Data in this exercise
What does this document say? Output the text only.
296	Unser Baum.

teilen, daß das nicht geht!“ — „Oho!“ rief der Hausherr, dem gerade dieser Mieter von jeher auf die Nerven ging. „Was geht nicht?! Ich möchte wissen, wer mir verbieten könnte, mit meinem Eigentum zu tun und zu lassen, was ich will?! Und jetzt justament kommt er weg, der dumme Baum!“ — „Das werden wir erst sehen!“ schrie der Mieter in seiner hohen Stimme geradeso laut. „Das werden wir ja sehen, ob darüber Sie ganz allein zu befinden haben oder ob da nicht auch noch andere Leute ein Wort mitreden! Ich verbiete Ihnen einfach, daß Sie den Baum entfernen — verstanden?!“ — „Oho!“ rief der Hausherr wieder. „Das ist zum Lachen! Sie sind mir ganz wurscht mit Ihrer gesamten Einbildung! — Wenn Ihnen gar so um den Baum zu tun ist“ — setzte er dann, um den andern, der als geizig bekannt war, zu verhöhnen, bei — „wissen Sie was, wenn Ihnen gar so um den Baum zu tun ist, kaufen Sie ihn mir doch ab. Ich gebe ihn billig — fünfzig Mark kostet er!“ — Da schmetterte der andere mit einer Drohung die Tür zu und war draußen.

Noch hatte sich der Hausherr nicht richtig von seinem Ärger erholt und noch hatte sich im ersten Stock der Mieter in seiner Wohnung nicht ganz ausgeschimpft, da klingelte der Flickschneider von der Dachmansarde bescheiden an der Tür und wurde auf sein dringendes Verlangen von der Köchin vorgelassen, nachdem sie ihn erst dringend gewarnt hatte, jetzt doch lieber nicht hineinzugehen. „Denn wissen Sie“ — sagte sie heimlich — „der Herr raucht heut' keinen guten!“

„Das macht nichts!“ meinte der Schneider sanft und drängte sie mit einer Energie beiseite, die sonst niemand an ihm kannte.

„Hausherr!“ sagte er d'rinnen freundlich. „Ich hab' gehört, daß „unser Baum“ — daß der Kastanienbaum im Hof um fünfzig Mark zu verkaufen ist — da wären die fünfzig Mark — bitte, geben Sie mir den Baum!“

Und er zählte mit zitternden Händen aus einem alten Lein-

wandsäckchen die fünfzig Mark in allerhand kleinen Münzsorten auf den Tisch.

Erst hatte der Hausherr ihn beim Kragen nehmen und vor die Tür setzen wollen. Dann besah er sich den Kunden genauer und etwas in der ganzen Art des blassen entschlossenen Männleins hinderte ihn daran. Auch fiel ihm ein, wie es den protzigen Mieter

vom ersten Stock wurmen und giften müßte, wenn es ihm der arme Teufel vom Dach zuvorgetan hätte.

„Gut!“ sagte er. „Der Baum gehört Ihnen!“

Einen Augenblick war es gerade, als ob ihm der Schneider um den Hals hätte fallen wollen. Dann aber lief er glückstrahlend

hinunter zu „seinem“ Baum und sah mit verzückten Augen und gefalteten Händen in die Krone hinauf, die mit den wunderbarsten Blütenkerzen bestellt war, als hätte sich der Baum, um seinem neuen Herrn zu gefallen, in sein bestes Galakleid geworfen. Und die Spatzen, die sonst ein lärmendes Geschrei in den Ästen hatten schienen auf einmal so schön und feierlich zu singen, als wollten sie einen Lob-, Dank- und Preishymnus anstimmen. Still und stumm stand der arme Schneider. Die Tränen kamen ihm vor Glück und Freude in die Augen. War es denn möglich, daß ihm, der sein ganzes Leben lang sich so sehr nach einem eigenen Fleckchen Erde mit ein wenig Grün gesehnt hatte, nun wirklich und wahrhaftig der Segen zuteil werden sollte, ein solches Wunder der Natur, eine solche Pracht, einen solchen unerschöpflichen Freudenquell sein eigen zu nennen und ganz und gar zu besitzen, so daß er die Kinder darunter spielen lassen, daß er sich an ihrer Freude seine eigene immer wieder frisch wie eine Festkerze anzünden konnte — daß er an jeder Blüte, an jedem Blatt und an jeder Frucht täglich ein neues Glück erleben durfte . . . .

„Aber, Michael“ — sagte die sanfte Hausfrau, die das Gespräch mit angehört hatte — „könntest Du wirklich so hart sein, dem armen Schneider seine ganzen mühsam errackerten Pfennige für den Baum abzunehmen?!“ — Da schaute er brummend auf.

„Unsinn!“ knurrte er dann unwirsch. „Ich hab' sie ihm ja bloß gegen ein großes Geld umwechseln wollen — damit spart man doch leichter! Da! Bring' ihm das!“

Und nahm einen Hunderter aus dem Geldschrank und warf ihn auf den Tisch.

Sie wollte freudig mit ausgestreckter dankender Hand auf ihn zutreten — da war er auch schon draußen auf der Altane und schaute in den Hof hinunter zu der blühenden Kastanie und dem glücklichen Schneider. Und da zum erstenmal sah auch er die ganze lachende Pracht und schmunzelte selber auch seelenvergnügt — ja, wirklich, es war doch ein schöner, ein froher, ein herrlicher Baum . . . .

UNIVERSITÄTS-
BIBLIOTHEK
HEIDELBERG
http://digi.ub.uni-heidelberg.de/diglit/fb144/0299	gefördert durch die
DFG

Short problem
Identify the lines above that contain the word "Stock", then copy them.

The output
Noch hatte sich der Hausherr nicht richtig von seinem Ärger erholt und noch hatte sich im ersten Stock der Mieter in seiner Wohnung nicht ganz ausgeschimpft, da klingelte der Flickschneider von der Dachmansarde bescheiden an der Tür und wurde auf sein dringendes Verlangen von der Köchin vorgelassen, nachdem sie ihn erst dringend gewarnt hatte, jetzt doch lieber nicht hineinzugehen. „Denn wissen Sie“ — sagte sie heimlich — „der Herr raucht heut' keinen guten!“
vom ersten Stock wurmen und giften müßte, wenn es ihm der arme Teufel vom Dach zuvorgetan hätte.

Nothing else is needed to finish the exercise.